◆ **Description of the task**:
In your copy, leave out the pictures; write out all the data exactly.

___ Entries provided

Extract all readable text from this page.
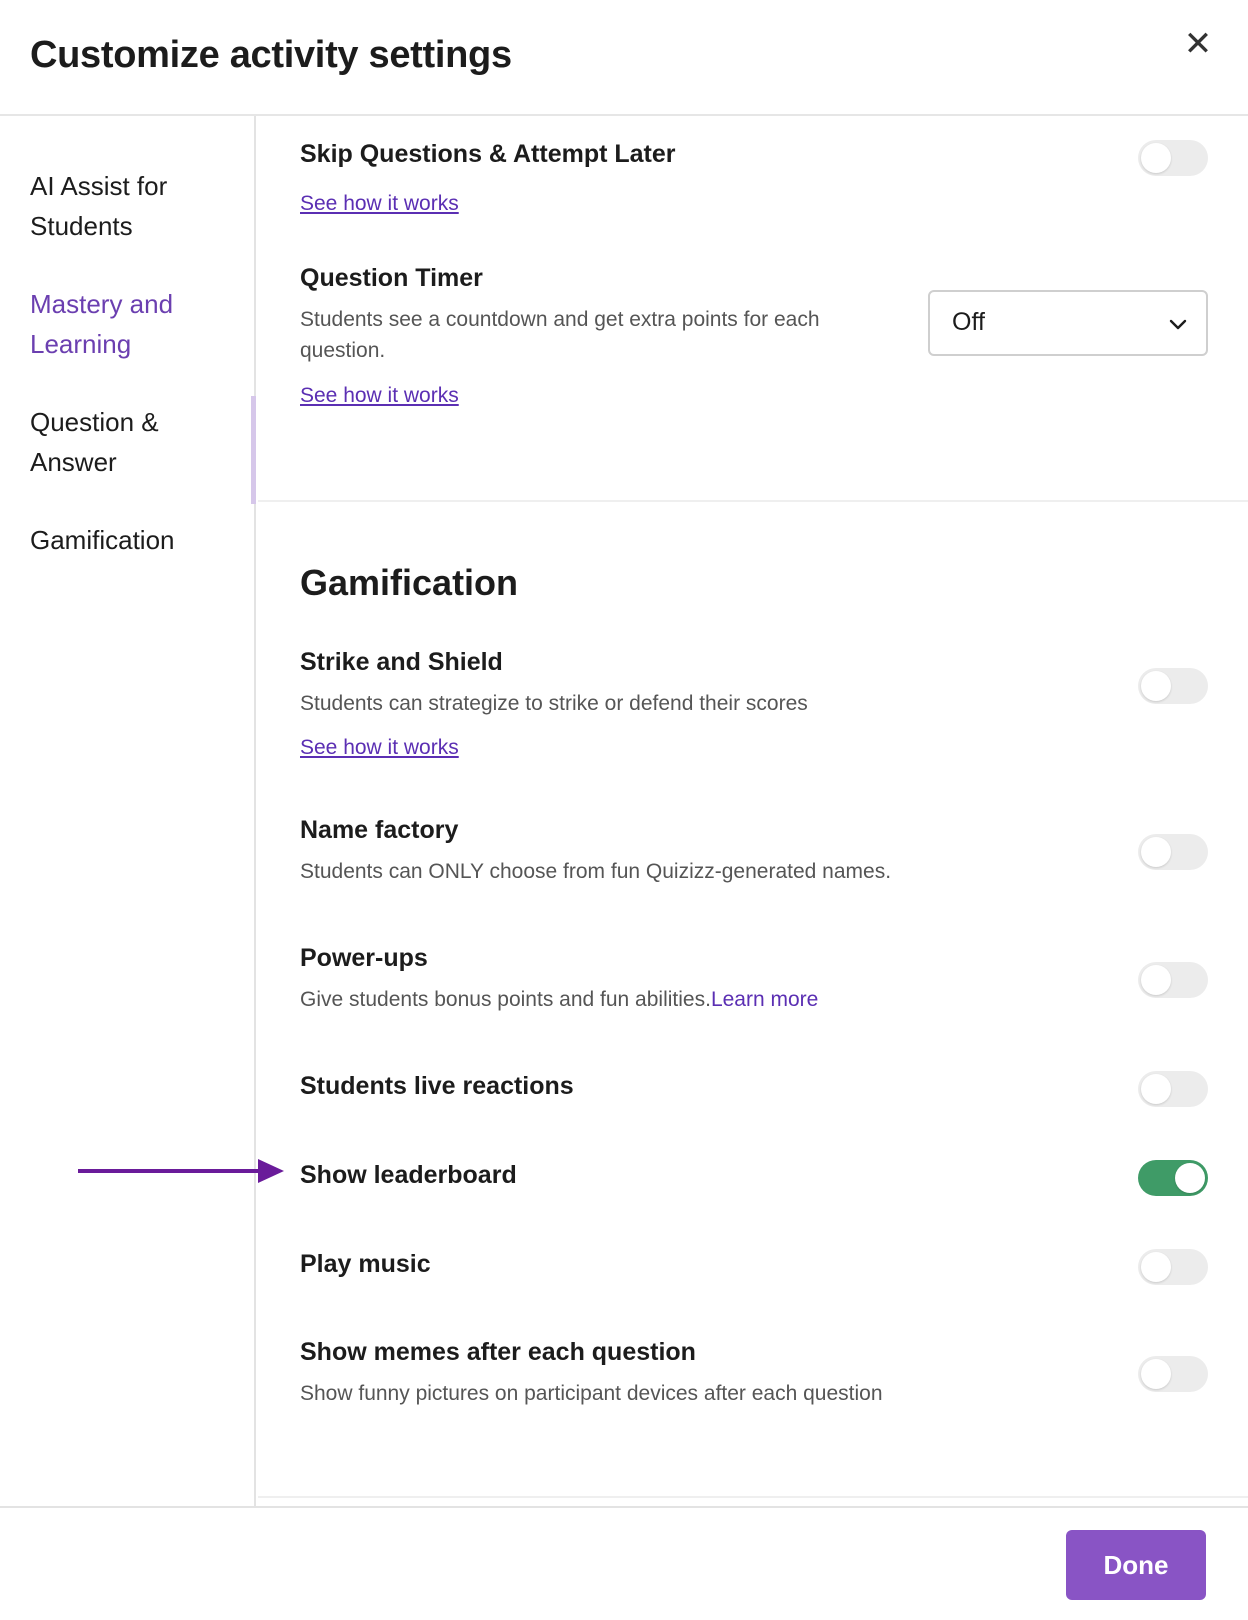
Customize activity settings	✕
AI Assist for Students
Mastery and Learning
Question & Answer
Gamification
Skip Questions & Attempt Later
See how it works
Question Timer
Students see a countdown and get extra points for each
question.
See how it works
Off
Gamification
Strike and Shield
Students can strategize to strike or defend their scores
See how it works
Name factory
Students can ONLY choose from fun Quizizz-generated names.
Power-ups
Give students bonus points and fun abilities.Learn more
Students live reactions
Show leaderboard
Play music
Show memes after each question
Show funny pictures on participant devices after each question
Done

______

◆ **Output for this task**:
Extract all readable text from this page.
Customize activity settings	✕
AI Assist for Students
Mastery and Learning
Question & Answer
Gamification
Skip Questions & Attempt Later
See how it works
Question Timer
Students see a countdown and get extra points for each
question.
See how it works
Off
Gamification
Strike and Shield
Students can strategize to strike or defend their scores
See how it works
Name factory
Students can ONLY choose from fun Quizizz-generated names.
Power-ups
Give students bonus points and fun abilities.Learn more
Students live reactions
Show leaderboard
Play music
Show memes after each question
Show funny pictures on participant devices after each question
Done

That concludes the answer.